### GIVEN RECORDS

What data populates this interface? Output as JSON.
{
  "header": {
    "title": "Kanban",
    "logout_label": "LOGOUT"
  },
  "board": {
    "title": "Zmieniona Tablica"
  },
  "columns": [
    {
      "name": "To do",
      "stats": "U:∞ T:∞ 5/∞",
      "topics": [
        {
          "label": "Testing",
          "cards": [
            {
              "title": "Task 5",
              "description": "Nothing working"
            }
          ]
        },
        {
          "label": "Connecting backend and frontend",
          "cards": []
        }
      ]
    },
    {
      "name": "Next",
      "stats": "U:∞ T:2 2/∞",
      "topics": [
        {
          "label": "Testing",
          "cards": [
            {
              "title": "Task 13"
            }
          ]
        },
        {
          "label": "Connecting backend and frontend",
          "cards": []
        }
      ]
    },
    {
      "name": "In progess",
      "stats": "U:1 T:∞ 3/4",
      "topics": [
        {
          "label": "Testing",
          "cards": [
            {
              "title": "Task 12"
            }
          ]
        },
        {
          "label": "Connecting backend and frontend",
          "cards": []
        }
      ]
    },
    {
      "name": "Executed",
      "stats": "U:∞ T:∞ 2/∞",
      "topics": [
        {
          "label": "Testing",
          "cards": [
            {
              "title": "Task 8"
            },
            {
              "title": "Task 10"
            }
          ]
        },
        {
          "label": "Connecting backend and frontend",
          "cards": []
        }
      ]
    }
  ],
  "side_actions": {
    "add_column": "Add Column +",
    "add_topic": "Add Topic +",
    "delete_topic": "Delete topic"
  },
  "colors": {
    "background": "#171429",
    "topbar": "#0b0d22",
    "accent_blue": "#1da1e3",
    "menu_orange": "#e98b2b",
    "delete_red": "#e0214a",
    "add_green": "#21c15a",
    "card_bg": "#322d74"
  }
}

### WRITTEN REQUEST
Restate the whole of the material exactly.

### SOLUTION FOR THIS EXERCISE
What data populates this interface? Output as JSON.
{
  "header": {
    "title": "Kanban",
    "logout_label": "LOGOUT"
  },
  "board": {
    "title": "Zmieniona Tablica"
  },
  "columns": [
    {
      "name": "To do",
      "stats": "U:∞ T:∞ 5/∞",
      "topics": [
        {
          "label": "Testing",
          "cards": [
            {
              "title": "Task 5",
              "description": "Nothing working"
            }
          ]
        },
        {
          "label": "Connecting backend and frontend",
          "cards": []
        }
      ]
    },
    {
      "name": "Next",
      "stats": "U:∞ T:2 2/∞",
      "topics": [
        {
          "label": "Testing",
          "cards": [
            {
              "title": "Task 13"
            }
          ]
        },
        {
          "label": "Connecting backend and frontend",
          "cards": []
        }
      ]
    },
    {
      "name": "In progess",
      "stats": "U:1 T:∞ 3/4",
      "topics": [
        {
          "label": "Testing",
          "cards": [
            {
              "title": "Task 12"
            }
          ]
        },
        {
          "label": "Connecting backend and frontend",
          "cards": []
        }
      ]
    },
    {
      "name": "Executed",
      "stats": "U:∞ T:∞ 2/∞",
      "topics": [
        {
          "label": "Testing",
          "cards": [
            {
              "title": "Task 8"
            },
            {
              "title": "Task 10"
            }
          ]
        },
        {
          "label": "Connecting backend and frontend",
          "cards": []
        }
      ]
    }
  ],
  "side_actions": {
    "add_column": "Add Column +",
    "add_topic": "Add Topic +",
    "delete_topic": "Delete topic"
  },
  "colors": {
    "background": "#171429",
    "topbar": "#0b0d22",
    "accent_blue": "#1da1e3",
    "menu_orange": "#e98b2b",
    "delete_red": "#e0214a",
    "add_green": "#21c15a",
    "card_bg": "#322d74"
  }
}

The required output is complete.